STATED GOAL:
Recast each line of the data below as an item in a numbered list, omitting blank lines.

-- Start --

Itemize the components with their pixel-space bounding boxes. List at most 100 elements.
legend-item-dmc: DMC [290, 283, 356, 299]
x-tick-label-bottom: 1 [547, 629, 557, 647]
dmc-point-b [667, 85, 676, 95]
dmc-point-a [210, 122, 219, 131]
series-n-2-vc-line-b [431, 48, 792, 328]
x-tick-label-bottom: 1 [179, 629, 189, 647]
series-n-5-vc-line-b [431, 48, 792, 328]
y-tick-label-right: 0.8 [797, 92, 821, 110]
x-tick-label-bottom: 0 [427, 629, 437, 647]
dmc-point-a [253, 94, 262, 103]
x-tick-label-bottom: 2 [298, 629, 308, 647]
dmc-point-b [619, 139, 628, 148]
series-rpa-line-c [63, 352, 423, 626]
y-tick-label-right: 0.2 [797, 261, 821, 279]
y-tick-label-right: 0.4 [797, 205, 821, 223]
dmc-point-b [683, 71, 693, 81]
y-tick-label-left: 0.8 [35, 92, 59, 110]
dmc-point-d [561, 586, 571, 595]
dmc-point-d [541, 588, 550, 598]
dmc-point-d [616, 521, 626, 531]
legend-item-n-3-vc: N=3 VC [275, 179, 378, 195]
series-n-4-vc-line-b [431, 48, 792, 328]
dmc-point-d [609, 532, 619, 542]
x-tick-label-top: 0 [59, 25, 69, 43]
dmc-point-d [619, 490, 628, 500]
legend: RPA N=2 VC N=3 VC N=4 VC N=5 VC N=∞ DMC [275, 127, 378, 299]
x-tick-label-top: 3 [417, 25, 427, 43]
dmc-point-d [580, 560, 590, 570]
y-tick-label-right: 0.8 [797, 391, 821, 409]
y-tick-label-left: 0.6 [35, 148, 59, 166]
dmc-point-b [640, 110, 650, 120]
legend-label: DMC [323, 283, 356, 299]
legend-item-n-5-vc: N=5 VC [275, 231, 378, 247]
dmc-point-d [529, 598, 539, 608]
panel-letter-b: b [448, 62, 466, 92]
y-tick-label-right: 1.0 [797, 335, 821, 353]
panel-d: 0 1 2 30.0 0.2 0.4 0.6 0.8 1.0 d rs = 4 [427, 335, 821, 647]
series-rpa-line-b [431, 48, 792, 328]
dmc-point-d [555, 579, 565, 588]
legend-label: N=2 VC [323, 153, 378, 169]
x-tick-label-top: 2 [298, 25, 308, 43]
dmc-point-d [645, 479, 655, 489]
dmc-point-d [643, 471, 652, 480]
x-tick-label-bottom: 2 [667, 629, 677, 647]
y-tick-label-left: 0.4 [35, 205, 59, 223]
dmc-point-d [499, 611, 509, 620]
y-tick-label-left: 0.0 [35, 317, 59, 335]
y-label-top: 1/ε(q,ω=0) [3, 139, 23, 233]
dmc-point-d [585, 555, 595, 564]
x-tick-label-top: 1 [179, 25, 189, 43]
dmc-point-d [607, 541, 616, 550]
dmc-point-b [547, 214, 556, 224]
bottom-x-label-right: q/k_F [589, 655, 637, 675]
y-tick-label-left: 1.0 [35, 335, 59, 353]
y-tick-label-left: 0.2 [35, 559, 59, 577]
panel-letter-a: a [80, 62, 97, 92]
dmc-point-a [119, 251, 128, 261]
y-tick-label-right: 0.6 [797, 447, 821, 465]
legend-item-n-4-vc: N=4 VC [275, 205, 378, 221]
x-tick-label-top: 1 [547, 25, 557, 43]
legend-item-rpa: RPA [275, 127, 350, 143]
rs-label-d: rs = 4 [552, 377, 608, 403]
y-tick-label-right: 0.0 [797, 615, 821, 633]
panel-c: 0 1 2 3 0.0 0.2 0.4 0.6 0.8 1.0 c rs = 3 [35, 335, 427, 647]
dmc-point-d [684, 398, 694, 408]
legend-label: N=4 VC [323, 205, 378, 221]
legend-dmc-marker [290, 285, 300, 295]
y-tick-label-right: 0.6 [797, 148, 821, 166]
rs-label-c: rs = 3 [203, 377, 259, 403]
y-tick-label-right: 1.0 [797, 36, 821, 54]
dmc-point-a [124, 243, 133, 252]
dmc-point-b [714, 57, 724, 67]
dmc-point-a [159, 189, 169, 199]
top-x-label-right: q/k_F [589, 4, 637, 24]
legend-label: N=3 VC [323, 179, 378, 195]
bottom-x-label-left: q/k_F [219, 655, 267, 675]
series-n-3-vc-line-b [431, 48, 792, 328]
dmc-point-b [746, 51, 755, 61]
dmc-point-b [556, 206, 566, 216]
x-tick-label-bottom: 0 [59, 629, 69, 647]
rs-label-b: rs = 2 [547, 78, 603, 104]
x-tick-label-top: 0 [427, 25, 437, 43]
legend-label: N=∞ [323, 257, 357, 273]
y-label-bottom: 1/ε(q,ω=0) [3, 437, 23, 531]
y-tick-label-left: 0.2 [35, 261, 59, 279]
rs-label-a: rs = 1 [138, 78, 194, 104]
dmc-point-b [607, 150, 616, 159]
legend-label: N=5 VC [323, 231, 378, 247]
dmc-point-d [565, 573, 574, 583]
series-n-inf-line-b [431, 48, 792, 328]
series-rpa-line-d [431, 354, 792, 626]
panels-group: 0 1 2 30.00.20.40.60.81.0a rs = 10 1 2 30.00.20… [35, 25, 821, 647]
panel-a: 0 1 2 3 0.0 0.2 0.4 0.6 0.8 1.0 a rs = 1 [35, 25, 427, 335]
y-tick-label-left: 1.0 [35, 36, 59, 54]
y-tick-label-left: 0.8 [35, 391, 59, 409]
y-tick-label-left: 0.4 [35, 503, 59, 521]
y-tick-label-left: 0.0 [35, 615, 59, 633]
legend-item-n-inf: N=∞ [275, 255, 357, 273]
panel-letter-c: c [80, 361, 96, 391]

-- End --

EXERCISE SOLUTION:
1. Itemize the components with their pixel-space bounding boxes. List at most 100 elements.
2. legend-item-dmc: DMC [290, 283, 356, 299]
3. x-tick-label-bottom: 1 [547, 629, 557, 647]
4. dmc-point-b [667, 85, 676, 95]
5. dmc-point-a [210, 122, 219, 131]
6. series-n-2-vc-line-b [431, 48, 792, 328]
7. x-tick-label-bottom: 1 [179, 629, 189, 647]
8. series-n-5-vc-line-b [431, 48, 792, 328]
9. y-tick-label-right: 0.8 [797, 92, 821, 110]
10. x-tick-label-bottom: 0 [427, 629, 437, 647]
11. dmc-point-a [253, 94, 262, 103]
12. x-tick-label-bottom: 2 [298, 629, 308, 647]
13. dmc-point-b [619, 139, 628, 148]
14. series-rpa-line-c [63, 352, 423, 626]
15. y-tick-label-right: 0.2 [797, 261, 821, 279]
16. y-tick-label-right: 0.4 [797, 205, 821, 223]
17. dmc-point-b [683, 71, 693, 81]
18. y-tick-label-left: 0.8 [35, 92, 59, 110]
19. dmc-point-d [561, 586, 571, 595]
20. dmc-point-d [541, 588, 550, 598]
21. dmc-point-d [616, 521, 626, 531]
22. legend-item-n-3-vc: N=3 VC [275, 179, 378, 195]
23. series-n-4-vc-line-b [431, 48, 792, 328]
24. dmc-point-d [609, 532, 619, 542]
25. x-tick-label-top: 0 [59, 25, 69, 43]
26. dmc-point-d [619, 490, 628, 500]
27. legend: RPA N=2 VC N=3 VC N=4 VC N=5 VC N=∞ DMC [275, 127, 378, 299]
28. x-tick-label-top: 3 [417, 25, 427, 43]
29. dmc-point-d [580, 560, 590, 570]
30. y-tick-label-right: 0.8 [797, 391, 821, 409]
31. y-tick-label-left: 0.6 [35, 148, 59, 166]
32. dmc-point-b [640, 110, 650, 120]
33. legend-label: DMC [323, 283, 356, 299]
34. legend-item-n-5-vc: N=5 VC [275, 231, 378, 247]
35. dmc-point-d [529, 598, 539, 608]
36. panel-letter-b: b [448, 62, 466, 92]
37. y-tick-label-right: 1.0 [797, 335, 821, 353]
38. panel-d: 0 1 2 30.0 0.2 0.4 0.6 0.8 1.0 d rs = 4 [427, 335, 821, 647]
39. series-rpa-line-b [431, 48, 792, 328]
40. dmc-point-d [555, 579, 565, 588]
41. legend-label: N=2 VC [323, 153, 378, 169]
42. x-tick-label-top: 2 [298, 25, 308, 43]
43. dmc-point-d [645, 479, 655, 489]
44. dmc-point-d [643, 471, 652, 480]
45. x-tick-label-bottom: 2 [667, 629, 677, 647]
46. y-tick-label-left: 0.4 [35, 205, 59, 223]
47. dmc-point-d [499, 611, 509, 620]
48. y-tick-label-left: 0.0 [35, 317, 59, 335]
49. y-label-top: 1/ε(q,ω=0) [3, 139, 23, 233]
50. dmc-point-d [585, 555, 595, 564]
51. x-tick-label-top: 1 [179, 25, 189, 43]
52. dmc-point-d [607, 541, 616, 550]
53. dmc-point-b [547, 214, 556, 224]
54. bottom-x-label-right: q/k_F [589, 655, 637, 675]
55. y-tick-label-left: 1.0 [35, 335, 59, 353]
56. y-tick-label-left: 0.2 [35, 559, 59, 577]
57. panel-letter-a: a [80, 62, 97, 92]
58. dmc-point-a [119, 251, 128, 261]
59. y-tick-label-right: 0.6 [797, 447, 821, 465]
60. legend-item-n-4-vc: N=4 VC [275, 205, 378, 221]
61. x-tick-label-top: 1 [547, 25, 557, 43]
62. legend-item-rpa: RPA [275, 127, 350, 143]
63. rs-label-d: rs = 4 [552, 377, 608, 403]
64. y-tick-label-right: 0.0 [797, 615, 821, 633]
65. panel-c: 0 1 2 3 0.0 0.2 0.4 0.6 0.8 1.0 c rs = 3 [35, 335, 427, 647]
66. dmc-point-d [684, 398, 694, 408]
67. legend-label: N=4 VC [323, 205, 378, 221]
68. legend-dmc-marker [290, 285, 300, 295]
69. y-tick-label-right: 0.6 [797, 148, 821, 166]
70. rs-label-c: rs = 3 [203, 377, 259, 403]
71. y-tick-label-right: 1.0 [797, 36, 821, 54]
72. dmc-point-a [124, 243, 133, 252]
73. dmc-point-b [714, 57, 724, 67]
74. dmc-point-a [159, 189, 169, 199]
75. top-x-label-right: q/k_F [589, 4, 637, 24]
76. legend-label: N=3 VC [323, 179, 378, 195]
77. bottom-x-label-left: q/k_F [219, 655, 267, 675]
78. series-n-3-vc-line-b [431, 48, 792, 328]
79. dmc-point-b [746, 51, 755, 61]
80. dmc-point-b [556, 206, 566, 216]
81. x-tick-label-bottom: 0 [59, 629, 69, 647]
82. rs-label-b: rs = 2 [547, 78, 603, 104]
83. x-tick-label-top: 0 [427, 25, 437, 43]
84. legend-label: N=∞ [323, 257, 357, 273]
85. y-label-bottom: 1/ε(q,ω=0) [3, 437, 23, 531]
86. y-tick-label-left: 0.2 [35, 261, 59, 279]
87. rs-label-a: rs = 1 [138, 78, 194, 104]
88. dmc-point-b [607, 150, 616, 159]
89. legend-label: N=5 VC [323, 231, 378, 247]
90. dmc-point-d [565, 573, 574, 583]
91. series-n-inf-line-b [431, 48, 792, 328]
92. series-rpa-line-d [431, 354, 792, 626]
93. panels-group: 0 1 2 30.00.20.40.60.81.0a rs = 10 1 2 30.00.20… [35, 25, 821, 647]
94. panel-a: 0 1 2 3 0.0 0.2 0.4 0.6 0.8 1.0 a rs = 1 [35, 25, 427, 335]
95. y-tick-label-left: 1.0 [35, 36, 59, 54]
96. y-tick-label-left: 0.8 [35, 391, 59, 409]
97. y-tick-label-left: 0.4 [35, 503, 59, 521]
98. y-tick-label-left: 0.0 [35, 615, 59, 633]
99. legend-item-n-inf: N=∞ [275, 255, 357, 273]
100. panel-letter-c: c [80, 361, 96, 391]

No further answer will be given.